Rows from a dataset
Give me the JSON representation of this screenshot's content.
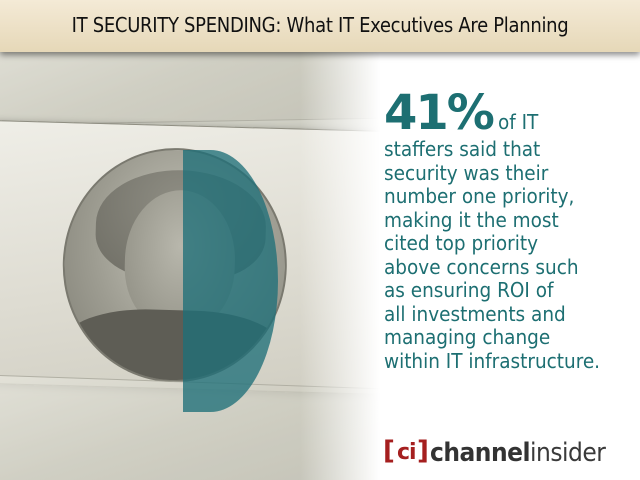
{
  "header": {
    "title": "IT SECURITY SPENDING: What IT Executives Are Planning"
  },
  "stat": {
    "value": "41%",
    "lead": "of IT",
    "lines": [
      "staffers said that",
      "security was their",
      "number one priority,",
      "making it the most",
      "cited top priority",
      "above concerns such",
      "as ensuring ROI of",
      "all investments and",
      "managing change",
      "within IT infrastructure."
    ]
  },
  "logo": {
    "mark": "ci",
    "name_a": "channel",
    "name_b": "insider"
  },
  "colors": {
    "accent": "#1d6f72",
    "logo_red": "#a51f1f",
    "title_bar": "#ece0c5"
  }
}
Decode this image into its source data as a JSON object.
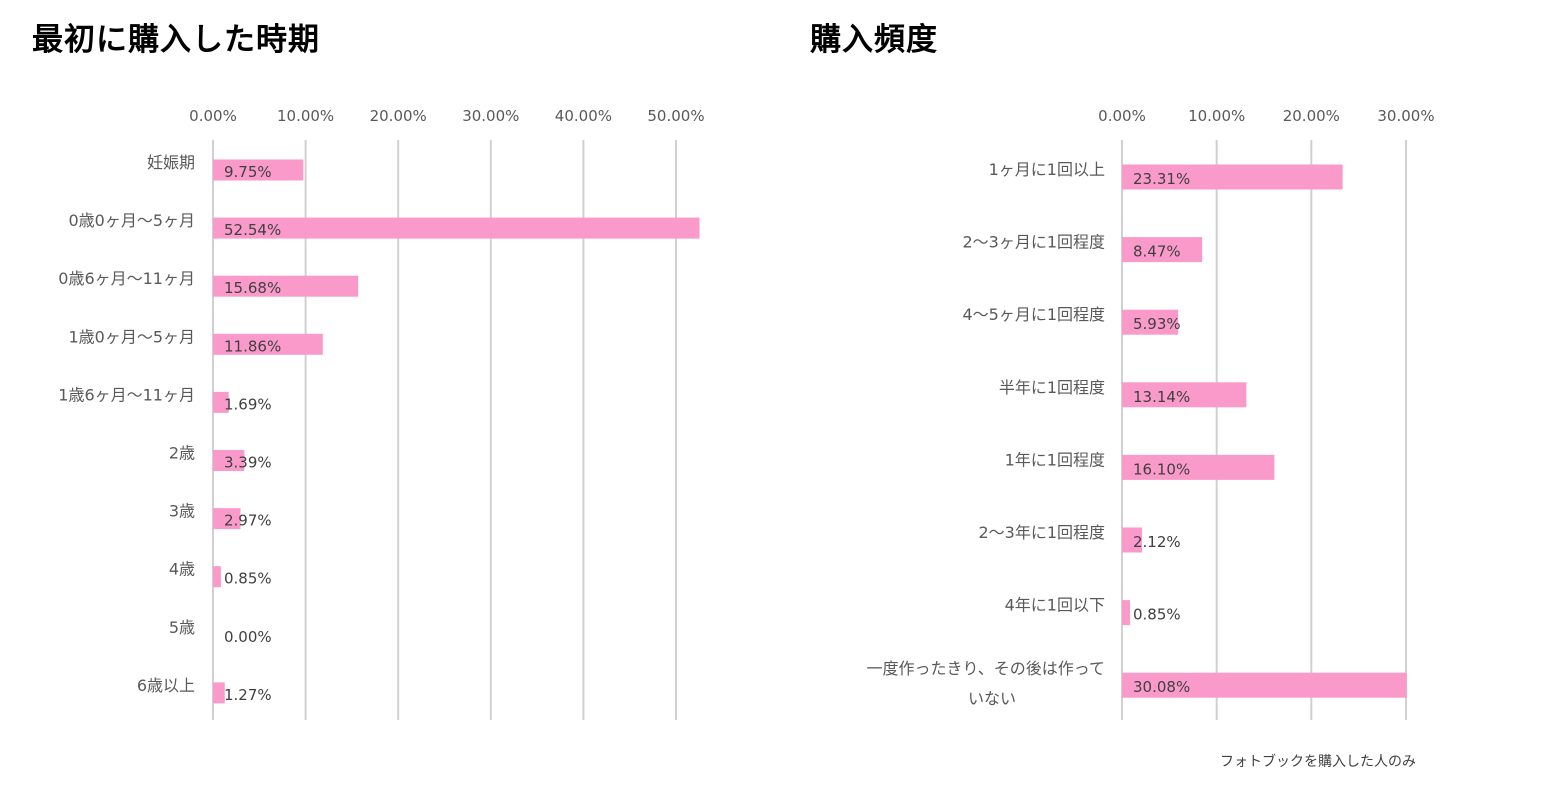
{
  "chart_data": [
    {
      "type": "bar",
      "orientation": "horizontal",
      "title": "最初に購入した時期",
      "categories": [
        "妊娠期",
        "0歳0ヶ月〜5ヶ月",
        "0歳6ヶ月〜11ヶ月",
        "1歳0ヶ月〜5ヶ月",
        "1歳6ヶ月〜11ヶ月",
        "2歳",
        "3歳",
        "4歳",
        "5歳",
        "6歳以上"
      ],
      "values": [
        9.75,
        52.54,
        15.68,
        11.86,
        1.69,
        3.39,
        2.97,
        0.85,
        0.0,
        1.27
      ],
      "value_labels": [
        "9.75%",
        "52.54%",
        "15.68%",
        "11.86%",
        "1.69%",
        "3.39%",
        "2.97%",
        "0.85%",
        "0.00%",
        "1.27%"
      ],
      "xticks": [
        "0.00%",
        "10.00%",
        "20.00%",
        "30.00%",
        "40.00%",
        "50.00%"
      ],
      "xtick_values": [
        0,
        10,
        20,
        30,
        40,
        50
      ],
      "xlim": [
        0,
        50
      ],
      "axis_position": "top",
      "grid": true,
      "bar_color": "#fa9acb"
    },
    {
      "type": "bar",
      "orientation": "horizontal",
      "title": "購入頻度",
      "categories": [
        "1ヶ月に1回以上",
        "2〜3ヶ月に1回程度",
        "4〜5ヶ月に1回程度",
        "半年に1回程度",
        "1年に1回程度",
        "2〜3年に1回程度",
        "4年に1回以下",
        [
          "一度作ったきり、その後は作って",
          "いない"
        ]
      ],
      "values": [
        23.31,
        8.47,
        5.93,
        13.14,
        16.1,
        2.12,
        0.85,
        30.08
      ],
      "value_labels": [
        "23.31%",
        "8.47%",
        "5.93%",
        "13.14%",
        "16.10%",
        "2.12%",
        "0.85%",
        "30.08%"
      ],
      "xticks": [
        "0.00%",
        "10.00%",
        "20.00%",
        "30.00%"
      ],
      "xtick_values": [
        0,
        10,
        20,
        30
      ],
      "xlim": [
        0,
        30
      ],
      "axis_position": "top",
      "grid": true,
      "bar_color": "#fa9acb"
    }
  ],
  "footnote": "フォトブックを購入した人のみ"
}
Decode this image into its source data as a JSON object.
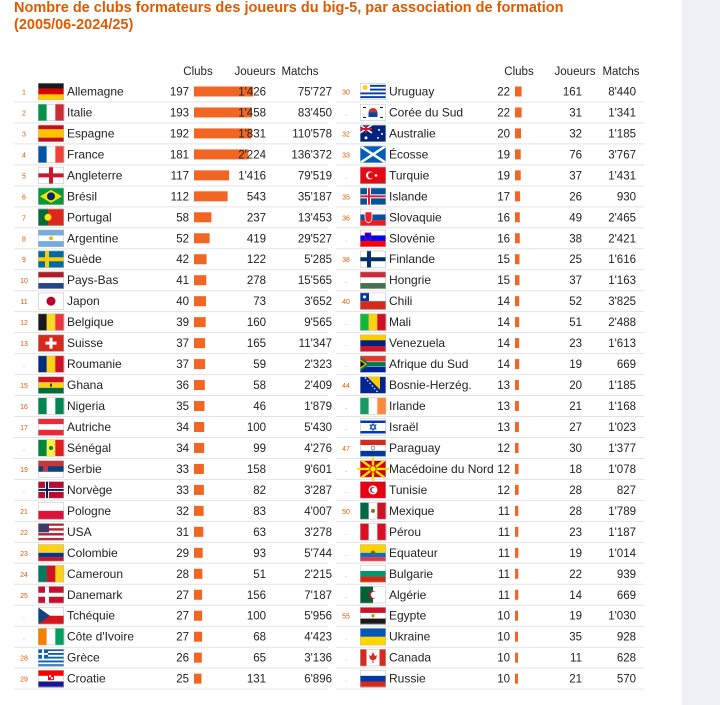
{
  "title_lines": [
    "Nombre de clubs formateurs des joueurs du big-5, par association de formation",
    "(2005/06-2024/25)"
  ],
  "headers": {
    "clubs": "Clubs",
    "joueurs": "Joueurs",
    "matchs": "Matchs"
  },
  "colors": {
    "title": "#e05a00",
    "bar": "#f26522",
    "rank": "#e05a00",
    "row_line": "#e3e3e3"
  },
  "chart_data": {
    "type": "table",
    "title": "Nombre de clubs formateurs des joueurs du big-5, par association de formation (2005/06-2024/25)",
    "columns": [
      "Clubs",
      "Joueurs",
      "Matchs"
    ],
    "rows": [
      {
        "rank": "1",
        "country": "Allemagne",
        "flag": "de",
        "clubs": 197,
        "joueurs": "1'426",
        "matchs": "75'727"
      },
      {
        "rank": "2",
        "country": "Italie",
        "flag": "it",
        "clubs": 193,
        "joueurs": "1'458",
        "matchs": "83'450"
      },
      {
        "rank": "3",
        "country": "Espagne",
        "flag": "es",
        "clubs": 192,
        "joueurs": "1'831",
        "matchs": "110'578"
      },
      {
        "rank": "4",
        "country": "France",
        "flag": "fr",
        "clubs": 181,
        "joueurs": "2'224",
        "matchs": "136'372"
      },
      {
        "rank": "5",
        "country": "Angleterre",
        "flag": "en",
        "clubs": 117,
        "joueurs": "1'416",
        "matchs": "79'519"
      },
      {
        "rank": "6",
        "country": "Brésil",
        "flag": "br",
        "clubs": 112,
        "joueurs": "543",
        "matchs": "35'187"
      },
      {
        "rank": "7",
        "country": "Portugal",
        "flag": "pt",
        "clubs": 58,
        "joueurs": "237",
        "matchs": "13'453"
      },
      {
        "rank": "8",
        "country": "Argentine",
        "flag": "ar",
        "clubs": 52,
        "joueurs": "419",
        "matchs": "29'527"
      },
      {
        "rank": "9",
        "country": "Suède",
        "flag": "se",
        "clubs": 42,
        "joueurs": "122",
        "matchs": "5'285"
      },
      {
        "rank": "10",
        "country": "Pays-Bas",
        "flag": "nl",
        "clubs": 41,
        "joueurs": "278",
        "matchs": "15'565"
      },
      {
        "rank": "11",
        "country": "Japon",
        "flag": "jp",
        "clubs": 40,
        "joueurs": "73",
        "matchs": "3'652"
      },
      {
        "rank": "12",
        "country": "Belgique",
        "flag": "be",
        "clubs": 39,
        "joueurs": "160",
        "matchs": "9'565"
      },
      {
        "rank": "13",
        "country": "Suisse",
        "flag": "ch",
        "clubs": 37,
        "joueurs": "165",
        "matchs": "11'347"
      },
      {
        "rank": ".",
        "country": "Roumanie",
        "flag": "ro",
        "clubs": 37,
        "joueurs": "59",
        "matchs": "2'323"
      },
      {
        "rank": "15",
        "country": "Ghana",
        "flag": "gh",
        "clubs": 36,
        "joueurs": "58",
        "matchs": "2'409"
      },
      {
        "rank": "16",
        "country": "Nigeria",
        "flag": "ng",
        "clubs": 35,
        "joueurs": "46",
        "matchs": "1'879"
      },
      {
        "rank": "17",
        "country": "Autriche",
        "flag": "at",
        "clubs": 34,
        "joueurs": "100",
        "matchs": "5'430"
      },
      {
        "rank": ".",
        "country": "Sénégal",
        "flag": "sn",
        "clubs": 34,
        "joueurs": "99",
        "matchs": "4'276"
      },
      {
        "rank": "19",
        "country": "Serbie",
        "flag": "rs",
        "clubs": 33,
        "joueurs": "158",
        "matchs": "9'601"
      },
      {
        "rank": ".",
        "country": "Norvège",
        "flag": "no",
        "clubs": 33,
        "joueurs": "82",
        "matchs": "3'287"
      },
      {
        "rank": "21",
        "country": "Pologne",
        "flag": "pl",
        "clubs": 32,
        "joueurs": "83",
        "matchs": "4'007"
      },
      {
        "rank": "22",
        "country": "USA",
        "flag": "us",
        "clubs": 31,
        "joueurs": "63",
        "matchs": "3'278"
      },
      {
        "rank": "23",
        "country": "Colombie",
        "flag": "co",
        "clubs": 29,
        "joueurs": "93",
        "matchs": "5'744"
      },
      {
        "rank": "24",
        "country": "Cameroun",
        "flag": "cm",
        "clubs": 28,
        "joueurs": "51",
        "matchs": "2'215"
      },
      {
        "rank": "25",
        "country": "Danemark",
        "flag": "dk",
        "clubs": 27,
        "joueurs": "156",
        "matchs": "7'187"
      },
      {
        "rank": ".",
        "country": "Tchéquie",
        "flag": "cz",
        "clubs": 27,
        "joueurs": "100",
        "matchs": "5'956"
      },
      {
        "rank": ".",
        "country": "Côte d'Ivoire",
        "flag": "ci",
        "clubs": 27,
        "joueurs": "68",
        "matchs": "4'423"
      },
      {
        "rank": "28",
        "country": "Grèce",
        "flag": "gr",
        "clubs": 26,
        "joueurs": "65",
        "matchs": "3'136"
      },
      {
        "rank": "29",
        "country": "Croatie",
        "flag": "hr",
        "clubs": 25,
        "joueurs": "131",
        "matchs": "6'896"
      },
      {
        "rank": "30",
        "country": "Uruguay",
        "flag": "uy",
        "clubs": 22,
        "joueurs": "161",
        "matchs": "8'440"
      },
      {
        "rank": ".",
        "country": "Corée du Sud",
        "flag": "kr",
        "clubs": 22,
        "joueurs": "31",
        "matchs": "1'341"
      },
      {
        "rank": "32",
        "country": "Australie",
        "flag": "au",
        "clubs": 20,
        "joueurs": "32",
        "matchs": "1'185"
      },
      {
        "rank": "33",
        "country": "Écosse",
        "flag": "sc",
        "clubs": 19,
        "joueurs": "76",
        "matchs": "3'767"
      },
      {
        "rank": ".",
        "country": "Turquie",
        "flag": "tr",
        "clubs": 19,
        "joueurs": "37",
        "matchs": "1'431"
      },
      {
        "rank": "35",
        "country": "Islande",
        "flag": "is",
        "clubs": 17,
        "joueurs": "26",
        "matchs": "930"
      },
      {
        "rank": "36",
        "country": "Slovaquie",
        "flag": "sk",
        "clubs": 16,
        "joueurs": "49",
        "matchs": "2'465"
      },
      {
        "rank": ".",
        "country": "Slovénie",
        "flag": "si",
        "clubs": 16,
        "joueurs": "38",
        "matchs": "2'421"
      },
      {
        "rank": "38",
        "country": "Finlande",
        "flag": "fi",
        "clubs": 15,
        "joueurs": "25",
        "matchs": "1'616"
      },
      {
        "rank": ".",
        "country": "Hongrie",
        "flag": "hu",
        "clubs": 15,
        "joueurs": "37",
        "matchs": "1'163"
      },
      {
        "rank": "40",
        "country": "Chili",
        "flag": "cl",
        "clubs": 14,
        "joueurs": "52",
        "matchs": "3'825"
      },
      {
        "rank": ".",
        "country": "Mali",
        "flag": "ml",
        "clubs": 14,
        "joueurs": "51",
        "matchs": "2'488"
      },
      {
        "rank": ".",
        "country": "Venezuela",
        "flag": "ve",
        "clubs": 14,
        "joueurs": "23",
        "matchs": "1'613"
      },
      {
        "rank": ".",
        "country": "Afrique du Sud",
        "flag": "za",
        "clubs": 14,
        "joueurs": "19",
        "matchs": "669"
      },
      {
        "rank": "44",
        "country": "Bosnie-Herzég.",
        "flag": "ba",
        "clubs": 13,
        "joueurs": "20",
        "matchs": "1'185"
      },
      {
        "rank": ".",
        "country": "Irlande",
        "flag": "ie",
        "clubs": 13,
        "joueurs": "21",
        "matchs": "1'168"
      },
      {
        "rank": ".",
        "country": "Israël",
        "flag": "il",
        "clubs": 13,
        "joueurs": "27",
        "matchs": "1'023"
      },
      {
        "rank": "47",
        "country": "Paraguay",
        "flag": "py",
        "clubs": 12,
        "joueurs": "30",
        "matchs": "1'377"
      },
      {
        "rank": ".",
        "country": "Macédoine du Nord",
        "flag": "mk",
        "clubs": 12,
        "joueurs": "18",
        "matchs": "1'078"
      },
      {
        "rank": ".",
        "country": "Tunisie",
        "flag": "tn",
        "clubs": 12,
        "joueurs": "28",
        "matchs": "827"
      },
      {
        "rank": "50",
        "country": "Mexique",
        "flag": "mx",
        "clubs": 11,
        "joueurs": "28",
        "matchs": "1'789"
      },
      {
        "rank": ".",
        "country": "Pérou",
        "flag": "pe",
        "clubs": 11,
        "joueurs": "23",
        "matchs": "1'187"
      },
      {
        "rank": ".",
        "country": "Equateur",
        "flag": "ec",
        "clubs": 11,
        "joueurs": "19",
        "matchs": "1'014"
      },
      {
        "rank": ".",
        "country": "Bulgarie",
        "flag": "bg",
        "clubs": 11,
        "joueurs": "22",
        "matchs": "939"
      },
      {
        "rank": ".",
        "country": "Algérie",
        "flag": "dz",
        "clubs": 11,
        "joueurs": "14",
        "matchs": "669"
      },
      {
        "rank": "55",
        "country": "Egypte",
        "flag": "eg",
        "clubs": 10,
        "joueurs": "19",
        "matchs": "1'030"
      },
      {
        "rank": ".",
        "country": "Ukraine",
        "flag": "ua",
        "clubs": 10,
        "joueurs": "35",
        "matchs": "928"
      },
      {
        "rank": ".",
        "country": "Canada",
        "flag": "ca",
        "clubs": 10,
        "joueurs": "11",
        "matchs": "628"
      },
      {
        "rank": ".",
        "country": "Russie",
        "flag": "ru",
        "clubs": 10,
        "joueurs": "21",
        "matchs": "570"
      }
    ]
  }
}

REQUIREMENTS
Show every line where the string "priority" appears.

SOLUTION TO THIS TASK
      "number one priority,",
      "cited top priority",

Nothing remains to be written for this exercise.